To be done » Copy out every line in which the string "piccolo" occurs.

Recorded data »

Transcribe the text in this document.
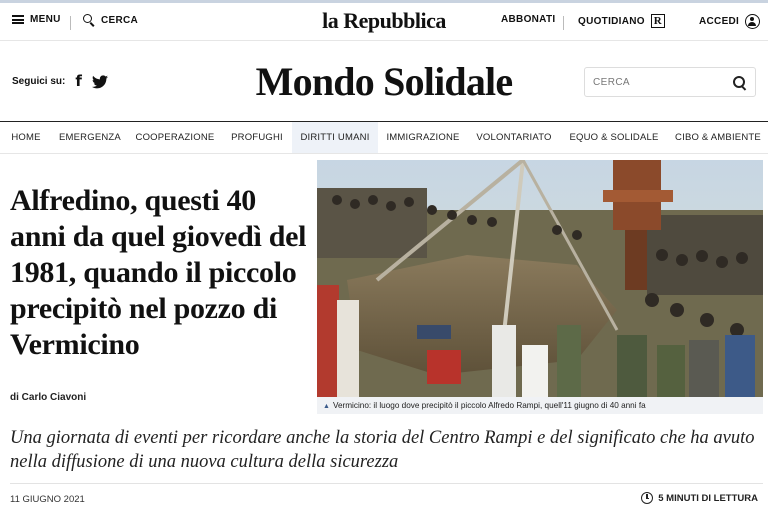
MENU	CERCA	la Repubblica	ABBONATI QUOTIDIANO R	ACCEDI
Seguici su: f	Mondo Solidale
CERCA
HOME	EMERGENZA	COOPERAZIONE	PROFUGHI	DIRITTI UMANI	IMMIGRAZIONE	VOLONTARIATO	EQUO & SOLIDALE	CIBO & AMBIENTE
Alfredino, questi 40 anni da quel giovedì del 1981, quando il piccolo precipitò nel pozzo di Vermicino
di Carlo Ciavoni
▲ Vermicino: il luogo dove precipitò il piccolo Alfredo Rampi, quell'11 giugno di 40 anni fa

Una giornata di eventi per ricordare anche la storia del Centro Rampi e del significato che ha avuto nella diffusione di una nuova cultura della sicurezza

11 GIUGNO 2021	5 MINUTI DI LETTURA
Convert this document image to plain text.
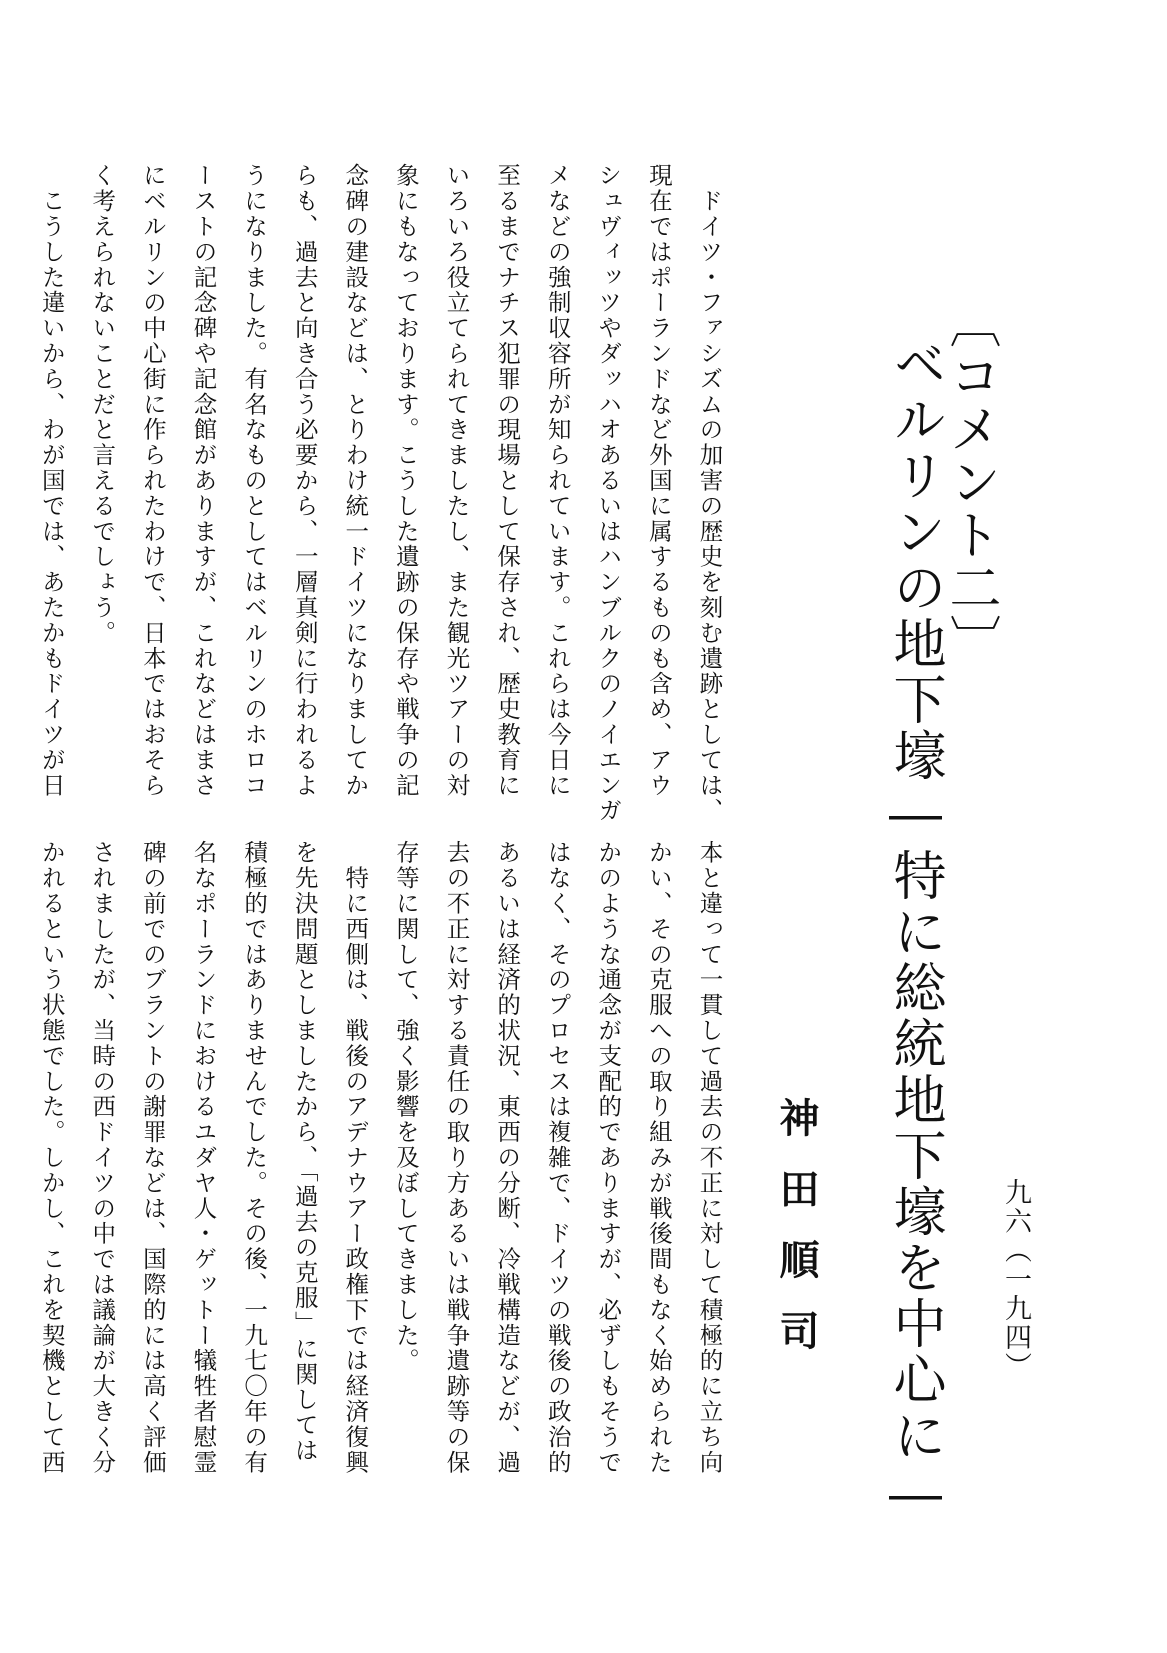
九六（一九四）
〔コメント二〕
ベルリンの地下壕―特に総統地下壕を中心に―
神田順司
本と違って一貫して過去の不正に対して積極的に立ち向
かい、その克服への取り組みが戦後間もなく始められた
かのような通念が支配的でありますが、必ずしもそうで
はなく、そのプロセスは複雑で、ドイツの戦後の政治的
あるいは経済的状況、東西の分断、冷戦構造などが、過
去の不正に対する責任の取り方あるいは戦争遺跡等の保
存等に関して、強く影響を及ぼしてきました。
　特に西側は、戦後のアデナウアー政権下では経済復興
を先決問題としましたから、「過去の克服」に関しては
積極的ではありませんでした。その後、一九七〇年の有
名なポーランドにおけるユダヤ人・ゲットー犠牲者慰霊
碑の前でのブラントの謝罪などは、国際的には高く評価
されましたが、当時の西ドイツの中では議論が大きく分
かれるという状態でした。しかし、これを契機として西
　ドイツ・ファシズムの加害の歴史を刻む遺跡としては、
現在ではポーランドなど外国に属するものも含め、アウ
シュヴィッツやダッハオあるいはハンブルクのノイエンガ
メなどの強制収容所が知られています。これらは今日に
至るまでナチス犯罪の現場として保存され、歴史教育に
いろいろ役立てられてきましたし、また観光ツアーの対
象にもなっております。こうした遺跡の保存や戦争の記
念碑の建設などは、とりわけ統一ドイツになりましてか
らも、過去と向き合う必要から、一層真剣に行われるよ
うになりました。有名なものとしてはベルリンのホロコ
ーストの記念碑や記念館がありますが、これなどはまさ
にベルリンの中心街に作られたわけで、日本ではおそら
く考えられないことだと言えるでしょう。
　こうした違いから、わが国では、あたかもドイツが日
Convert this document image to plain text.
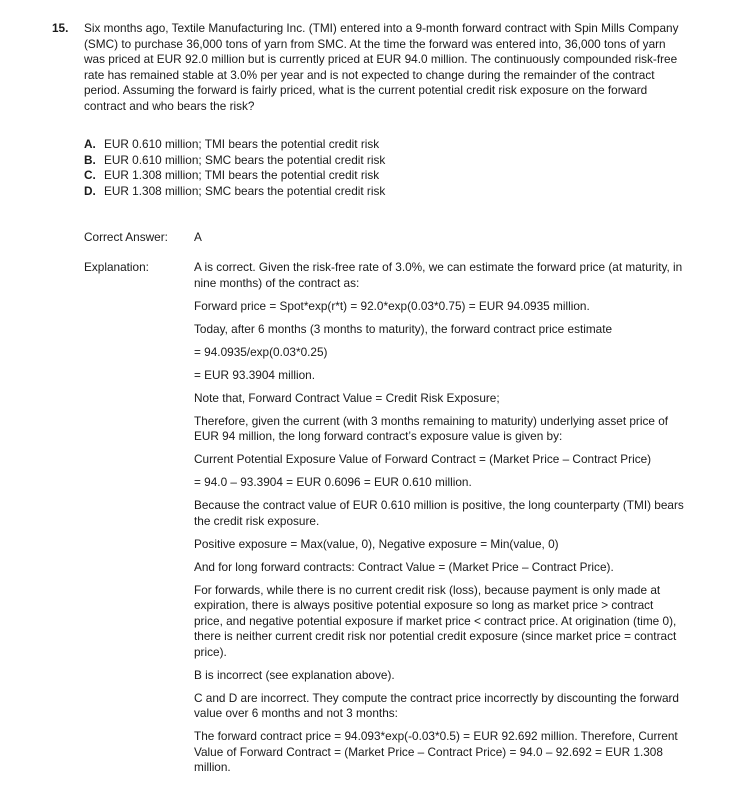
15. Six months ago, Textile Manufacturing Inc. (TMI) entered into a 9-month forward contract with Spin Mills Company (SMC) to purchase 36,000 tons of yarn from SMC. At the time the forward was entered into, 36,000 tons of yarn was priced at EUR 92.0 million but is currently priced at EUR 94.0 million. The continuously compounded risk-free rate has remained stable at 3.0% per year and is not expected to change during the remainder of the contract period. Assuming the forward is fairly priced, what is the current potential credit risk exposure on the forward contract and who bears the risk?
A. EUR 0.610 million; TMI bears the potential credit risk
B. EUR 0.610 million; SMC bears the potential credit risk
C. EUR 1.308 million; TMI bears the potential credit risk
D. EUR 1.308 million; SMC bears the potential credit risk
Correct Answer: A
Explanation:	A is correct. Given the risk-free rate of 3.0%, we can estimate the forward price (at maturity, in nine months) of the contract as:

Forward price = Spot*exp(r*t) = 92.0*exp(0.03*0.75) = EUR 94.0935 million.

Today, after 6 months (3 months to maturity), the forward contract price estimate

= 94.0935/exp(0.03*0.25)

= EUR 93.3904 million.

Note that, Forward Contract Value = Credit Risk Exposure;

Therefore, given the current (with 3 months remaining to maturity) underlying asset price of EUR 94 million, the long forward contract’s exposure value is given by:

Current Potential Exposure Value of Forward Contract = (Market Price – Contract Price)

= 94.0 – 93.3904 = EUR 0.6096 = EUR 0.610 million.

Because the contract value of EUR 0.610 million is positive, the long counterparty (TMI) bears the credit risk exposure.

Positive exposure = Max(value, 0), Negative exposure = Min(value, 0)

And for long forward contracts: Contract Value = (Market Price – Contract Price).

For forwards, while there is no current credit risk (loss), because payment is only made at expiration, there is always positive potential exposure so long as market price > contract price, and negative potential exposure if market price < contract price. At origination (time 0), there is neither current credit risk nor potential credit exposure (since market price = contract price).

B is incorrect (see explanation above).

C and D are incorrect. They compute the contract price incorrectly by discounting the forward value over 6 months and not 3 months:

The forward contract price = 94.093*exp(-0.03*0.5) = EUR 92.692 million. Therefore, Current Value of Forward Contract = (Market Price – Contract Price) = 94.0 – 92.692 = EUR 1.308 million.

Expected output »
Alfredino, questi 40 anni da quel giovedì del 1981, quando il piccolo precipitò nel pozzo di Vermicino
▲ Vermicino: il luogo dove precipitò il piccolo Alfredo Rampi, quell'11 giugno di 40 anni fa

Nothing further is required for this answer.